▸ **What to do**
Scan the entries below and extract each line with the word "this" in it.

──────────────────────────────

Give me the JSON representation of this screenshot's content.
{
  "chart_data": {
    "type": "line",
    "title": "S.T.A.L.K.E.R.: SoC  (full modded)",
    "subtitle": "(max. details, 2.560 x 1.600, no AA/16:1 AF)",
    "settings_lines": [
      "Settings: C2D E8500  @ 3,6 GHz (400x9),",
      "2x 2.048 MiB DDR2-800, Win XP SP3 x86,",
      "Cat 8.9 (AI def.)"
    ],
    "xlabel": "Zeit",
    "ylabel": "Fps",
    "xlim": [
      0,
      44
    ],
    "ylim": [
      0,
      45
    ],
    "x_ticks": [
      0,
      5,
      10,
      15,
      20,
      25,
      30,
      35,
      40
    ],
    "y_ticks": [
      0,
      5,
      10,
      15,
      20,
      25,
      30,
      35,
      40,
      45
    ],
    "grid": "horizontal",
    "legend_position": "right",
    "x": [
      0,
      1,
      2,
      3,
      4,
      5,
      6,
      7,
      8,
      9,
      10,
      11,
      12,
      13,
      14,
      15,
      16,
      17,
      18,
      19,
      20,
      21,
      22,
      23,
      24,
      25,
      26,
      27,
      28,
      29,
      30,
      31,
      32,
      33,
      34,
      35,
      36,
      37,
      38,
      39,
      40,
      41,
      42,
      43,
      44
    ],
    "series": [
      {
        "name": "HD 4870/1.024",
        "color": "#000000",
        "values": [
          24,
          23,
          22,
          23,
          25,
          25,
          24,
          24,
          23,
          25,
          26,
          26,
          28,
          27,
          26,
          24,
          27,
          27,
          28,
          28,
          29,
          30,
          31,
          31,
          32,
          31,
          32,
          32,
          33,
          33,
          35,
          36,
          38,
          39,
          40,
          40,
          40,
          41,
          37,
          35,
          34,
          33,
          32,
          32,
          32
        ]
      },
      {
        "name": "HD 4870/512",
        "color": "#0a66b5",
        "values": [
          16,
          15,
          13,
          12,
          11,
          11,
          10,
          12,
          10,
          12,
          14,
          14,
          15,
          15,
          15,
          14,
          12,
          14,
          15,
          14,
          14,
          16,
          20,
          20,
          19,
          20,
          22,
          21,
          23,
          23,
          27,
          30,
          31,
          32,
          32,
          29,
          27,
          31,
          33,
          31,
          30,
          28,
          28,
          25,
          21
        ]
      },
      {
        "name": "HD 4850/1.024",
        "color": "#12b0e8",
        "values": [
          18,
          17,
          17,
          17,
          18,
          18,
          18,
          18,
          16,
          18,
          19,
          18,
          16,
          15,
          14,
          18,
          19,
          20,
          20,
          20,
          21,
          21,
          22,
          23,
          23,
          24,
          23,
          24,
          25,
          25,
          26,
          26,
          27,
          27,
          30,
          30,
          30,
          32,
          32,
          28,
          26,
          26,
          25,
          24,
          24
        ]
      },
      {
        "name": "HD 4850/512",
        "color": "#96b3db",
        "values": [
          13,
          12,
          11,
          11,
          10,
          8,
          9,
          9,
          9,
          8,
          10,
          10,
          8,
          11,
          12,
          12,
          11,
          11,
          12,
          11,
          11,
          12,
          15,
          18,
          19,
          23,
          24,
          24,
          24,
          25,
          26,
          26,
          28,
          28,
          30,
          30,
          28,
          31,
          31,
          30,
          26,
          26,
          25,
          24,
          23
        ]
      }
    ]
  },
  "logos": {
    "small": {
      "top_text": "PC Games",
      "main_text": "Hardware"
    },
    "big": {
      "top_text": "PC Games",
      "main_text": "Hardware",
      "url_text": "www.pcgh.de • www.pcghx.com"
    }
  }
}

──────────────────────────────

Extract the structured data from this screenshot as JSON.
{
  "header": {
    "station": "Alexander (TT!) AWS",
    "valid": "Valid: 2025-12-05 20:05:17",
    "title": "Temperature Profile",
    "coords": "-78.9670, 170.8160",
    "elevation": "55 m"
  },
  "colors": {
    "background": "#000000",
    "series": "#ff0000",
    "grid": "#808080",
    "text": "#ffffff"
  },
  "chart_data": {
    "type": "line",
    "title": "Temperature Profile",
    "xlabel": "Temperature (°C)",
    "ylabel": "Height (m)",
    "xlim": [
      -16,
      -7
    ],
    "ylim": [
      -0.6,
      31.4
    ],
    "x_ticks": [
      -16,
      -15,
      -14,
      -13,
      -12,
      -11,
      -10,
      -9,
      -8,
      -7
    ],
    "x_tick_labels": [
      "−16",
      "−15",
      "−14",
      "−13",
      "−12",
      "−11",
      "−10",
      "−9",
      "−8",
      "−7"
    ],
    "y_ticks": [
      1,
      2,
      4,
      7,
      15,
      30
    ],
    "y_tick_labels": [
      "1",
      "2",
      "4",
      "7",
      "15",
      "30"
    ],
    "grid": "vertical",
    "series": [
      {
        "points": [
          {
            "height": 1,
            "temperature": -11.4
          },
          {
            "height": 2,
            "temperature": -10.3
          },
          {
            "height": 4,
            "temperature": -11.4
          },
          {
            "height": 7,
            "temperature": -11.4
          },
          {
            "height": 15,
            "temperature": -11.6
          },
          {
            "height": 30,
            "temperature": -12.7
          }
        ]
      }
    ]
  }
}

──────────────────────────────

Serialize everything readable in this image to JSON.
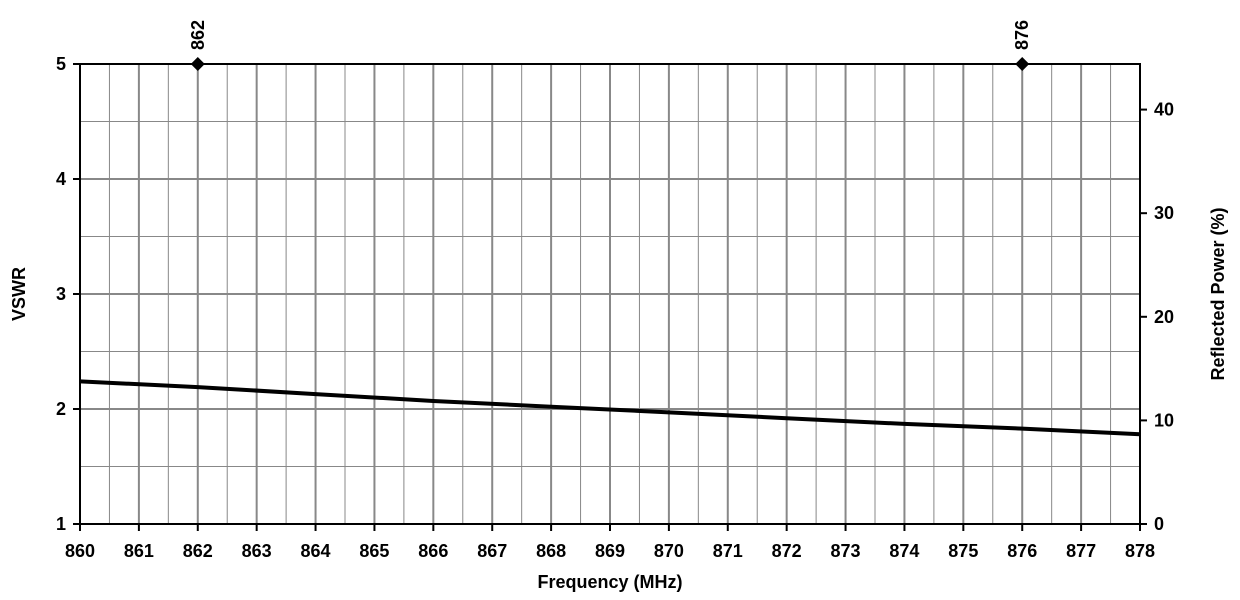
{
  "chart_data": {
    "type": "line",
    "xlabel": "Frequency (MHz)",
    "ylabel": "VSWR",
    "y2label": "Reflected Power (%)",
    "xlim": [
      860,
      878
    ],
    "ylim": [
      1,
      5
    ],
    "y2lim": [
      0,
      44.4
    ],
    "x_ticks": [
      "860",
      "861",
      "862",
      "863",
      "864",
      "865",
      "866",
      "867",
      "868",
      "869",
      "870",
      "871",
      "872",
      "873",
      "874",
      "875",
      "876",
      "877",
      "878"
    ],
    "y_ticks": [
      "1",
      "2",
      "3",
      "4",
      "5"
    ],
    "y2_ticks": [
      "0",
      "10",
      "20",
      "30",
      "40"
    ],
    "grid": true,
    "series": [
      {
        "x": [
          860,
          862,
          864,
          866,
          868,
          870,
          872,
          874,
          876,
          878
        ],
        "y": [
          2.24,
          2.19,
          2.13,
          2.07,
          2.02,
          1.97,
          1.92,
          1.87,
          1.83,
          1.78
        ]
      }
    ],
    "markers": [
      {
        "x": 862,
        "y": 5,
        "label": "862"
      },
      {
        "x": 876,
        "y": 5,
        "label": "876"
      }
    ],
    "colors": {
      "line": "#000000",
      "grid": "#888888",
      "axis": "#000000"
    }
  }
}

──────────────────────────────

▸ **Solution below**
Give me the JSON representation of this screenshot's content.
Extract the structured data from this screenshot as JSON.
Serialize everything readable in this image to JSON.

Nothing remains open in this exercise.